Data section:
•••
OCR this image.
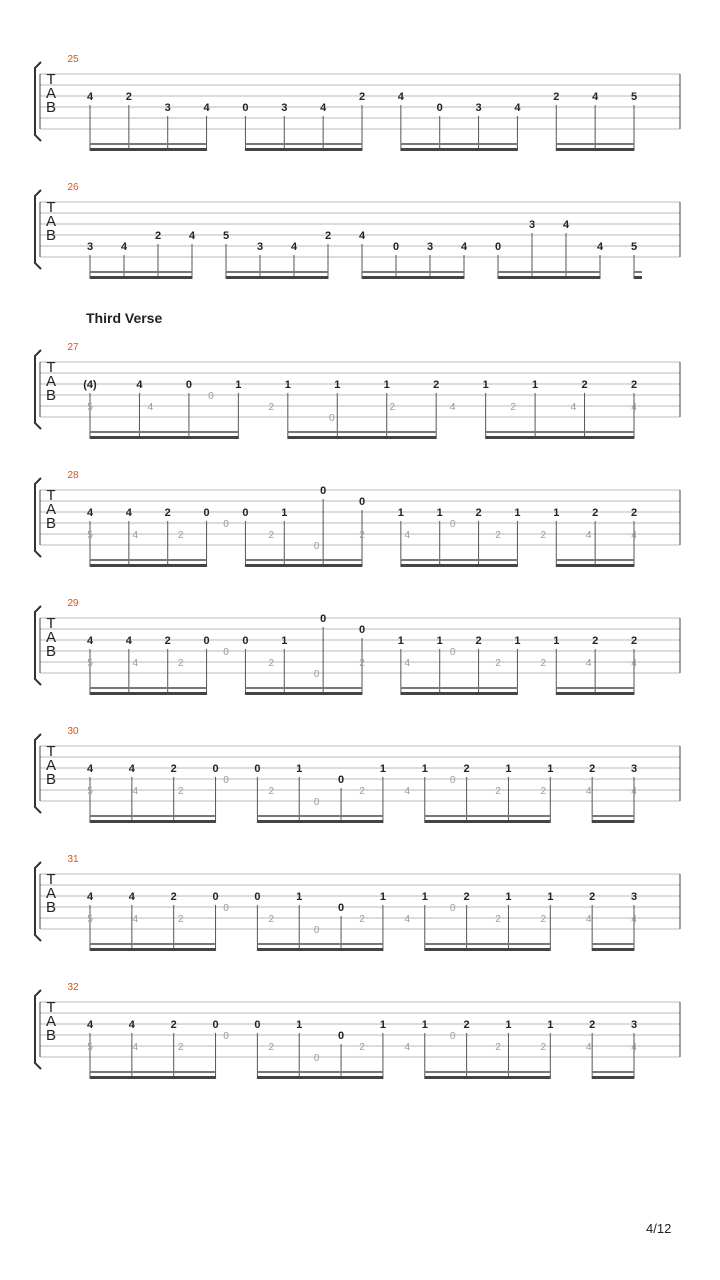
T
A
B
25
4	2
3	4	0	3	4
2	4
0	3	4
2	4	5
T
A
B
26
3	4
2	4	5
3	4
2	4
0	3	4	0
3	4
4	5
T
A
B
27
(4)	4	0	1	1	1	1	2	1	1	2	2
5	4
0
2
0
2	4	2	4	4
T
A
B
28
4	4	2	0	0	1
0
0
1	1	2	1	1	2	2
5	4	2
0
2
0
2	4
0
2	2	4	4
T
A
B
29
4	4	2	0	0	1
0
0
1	1	2	1	1	2	2
5	4	2
0
2
0
2	4
0
2	2	4	4
T
A
B
30
4	4	2	0	0	1
0
1	1	2	1	1	2	3
5	4	2
0
2
0
2	4
0
2	2	4	4
T
A
B
31
4	4	2	0	0	1
0
1	1	2	1	1	2	3
5	4	2
0
2
0
2	4
0
2	2	4	4
T
A
B
32
4	4	2	0	0	1
0
1	1	2	1	1	2	3
5	4	2
0
2
0
2	4
0
2	2	4	4
Third Verse
4/12
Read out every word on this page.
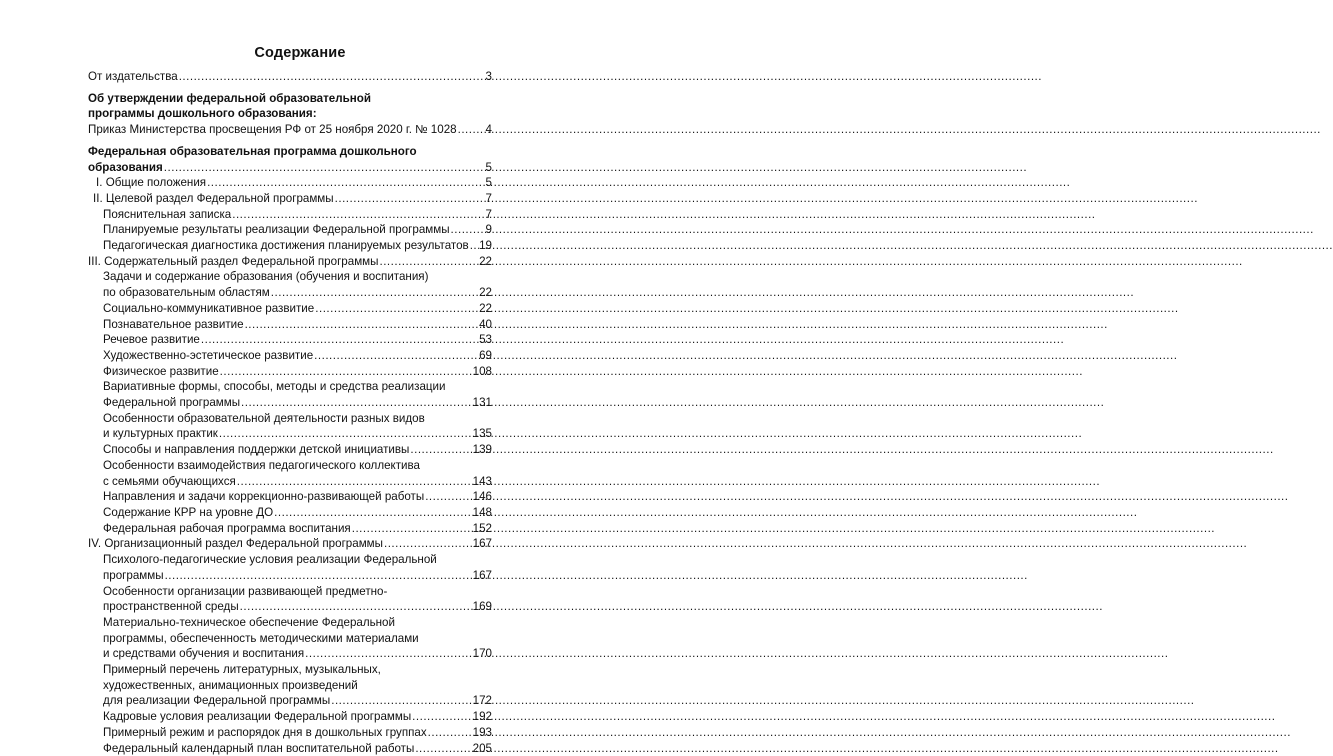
Содержание
От издательства .....	3
Об утверждении федеральной образовательной
программы дошкольного образования:
Приказ Министерства просвещения РФ от 25 ноября 2020 г. № 1028 ..... 4
Федеральная образовательная программа дошкольного
образования .....	5
I. Общие положения .....	5
II. Целевой раздел Федеральной программы .....	7
Пояснительная записка .....	7
Планируемые результаты реализации Федеральной программы .....	9
Педагогическая диагностика достижения планируемых результатов ..... 19
III. Содержательный раздел Федеральной программы .....	22
Задачи и содержание образования (обучения и воспитания)
по образовательным областям .....	22
Социально-коммуникативное развитие .....	22
Познавательное развитие .....	40
Речевое развитие .....	53
Художественно-эстетическое развитие .....	69
Физическое развитие .....	108
Вариативные формы, способы, методы и средства реализации
Федеральной программы .....	131
Особенности образовательной деятельности разных видов
и культурных практик .....	135
Способы и направления поддержки детской инициативы .....	139
Особенности взаимодействия педагогического коллектива
с семьями обучающихся .....	143
Направления и задачи коррекционно-развивающей работы .....	146
Содержание КРР на уровне ДО .....	148
Федеральная рабочая программа воспитания .....	152
IV. Организационный раздел Федеральной программы .....	167
Психолого-педагогические условия реализации Федеральной
программы .....	167
Особенности организации развивающей предметно-
пространственной среды .....	169
Материально-техническое обеспечение Федеральной
программы, обеспеченность методическими материалами
и средствами обучения и воспитания .....	170
Примерный перечень литературных, музыкальных,
художественных, анимационных произведений
для реализации Федеральной программы .....	172
Кадровые условия реализации Федеральной программы .....	192
Примерный режим и распорядок дня в дошкольных группах .....	193
Федеральный календарный план воспитательной работы .....	205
•••
What to do:
Going through the lines above one by one, tally those with the word "образовательной" and give only the total.

Complete answer:
2